Extract every line from the records below that contains the word "геометрические".
START
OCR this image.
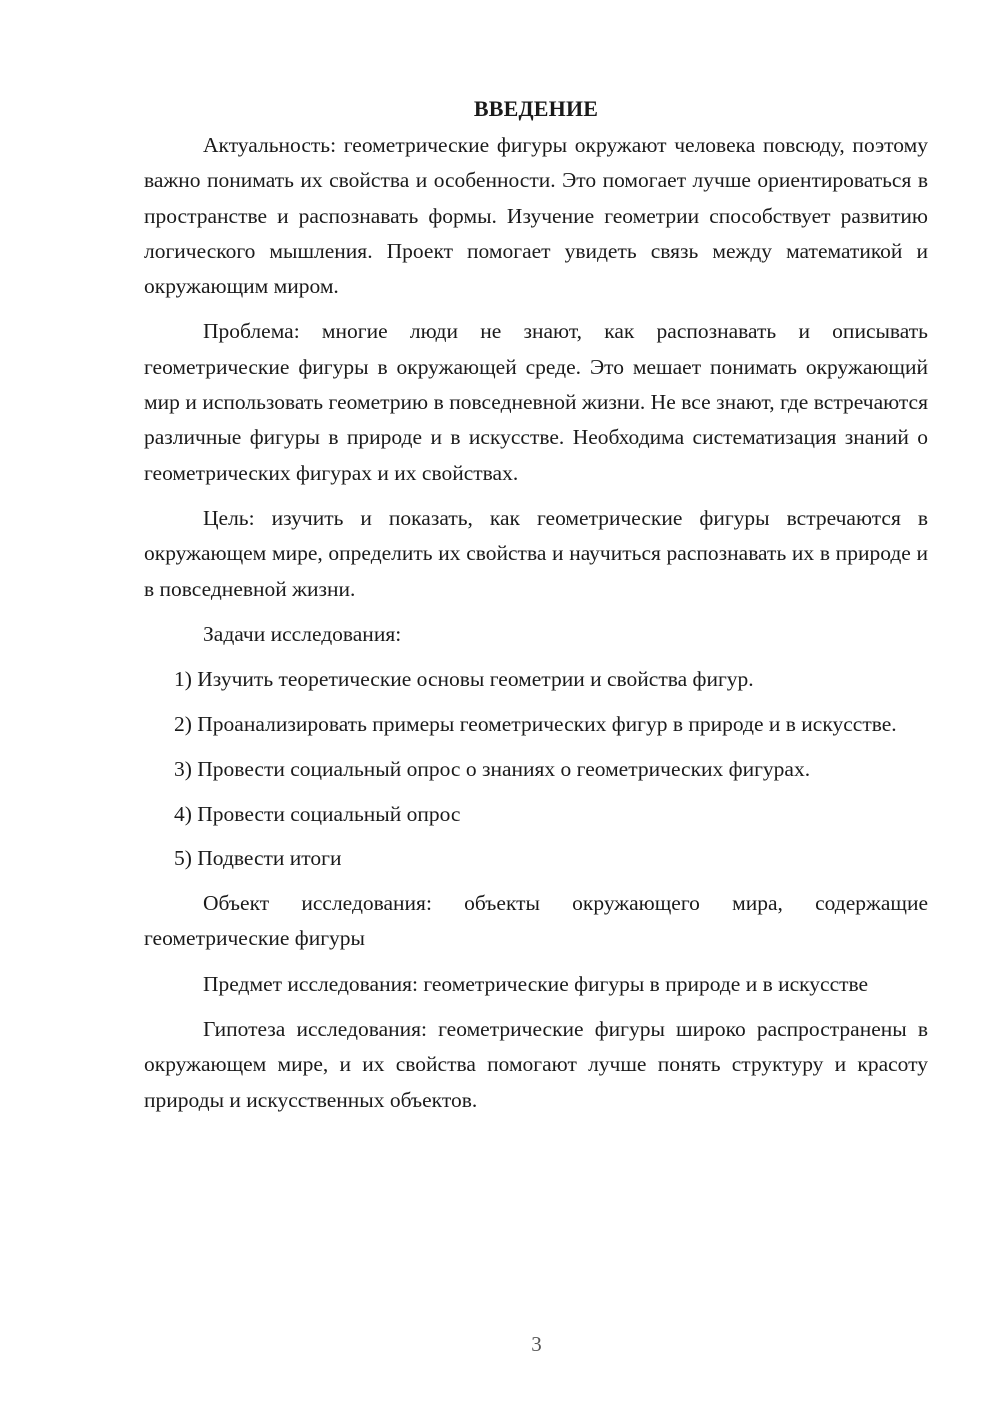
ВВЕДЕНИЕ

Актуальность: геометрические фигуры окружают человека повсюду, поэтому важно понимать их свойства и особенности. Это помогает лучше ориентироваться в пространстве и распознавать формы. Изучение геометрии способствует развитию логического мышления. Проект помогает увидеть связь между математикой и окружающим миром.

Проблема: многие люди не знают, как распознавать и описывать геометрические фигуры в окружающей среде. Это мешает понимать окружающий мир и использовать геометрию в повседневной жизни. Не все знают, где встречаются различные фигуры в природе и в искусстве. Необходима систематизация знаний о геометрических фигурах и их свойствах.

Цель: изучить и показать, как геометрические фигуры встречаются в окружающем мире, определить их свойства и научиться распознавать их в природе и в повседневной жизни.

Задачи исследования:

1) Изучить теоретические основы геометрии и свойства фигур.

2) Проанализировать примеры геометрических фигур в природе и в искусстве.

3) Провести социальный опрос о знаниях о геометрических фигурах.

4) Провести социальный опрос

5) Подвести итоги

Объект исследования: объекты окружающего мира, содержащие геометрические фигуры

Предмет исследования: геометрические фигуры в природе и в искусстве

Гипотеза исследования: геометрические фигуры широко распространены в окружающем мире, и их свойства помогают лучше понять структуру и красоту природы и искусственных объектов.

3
END
SOLUTION TO THIS EXERCISE —
Актуальность: геометрические фигуры окружают человека повсюду, поэтому важно понимать их свойства и особенности. Это помогает лучше ориентироваться в пространстве и распознавать формы. Изучение геометрии способствует развитию логического мышления. Проект помогает увидеть связь между математикой и окружающим миром.
Проблема: многие люди не знают, как распознавать и описывать геометрические фигуры в окружающей среде. Это мешает понимать окружающий мир и использовать геометрию в повседневной жизни. Не все знают, где встречаются различные фигуры в природе и в искусстве. Необходима систематизация знаний о геометрических фигурах и их свойствах.
Цель: изучить и показать, как геометрические фигуры встречаются в окружающем мире, определить их свойства и научиться распознавать их в природе и в повседневной жизни.
Объект исследования: объекты окружающего мира, содержащие геометрические фигуры
Предмет исследования: геометрические фигуры в природе и в искусстве
Гипотеза исследования: геометрические фигуры широко распространены в окружающем мире, и их свойства помогают лучше понять структуру и красоту природы и искусственных объектов.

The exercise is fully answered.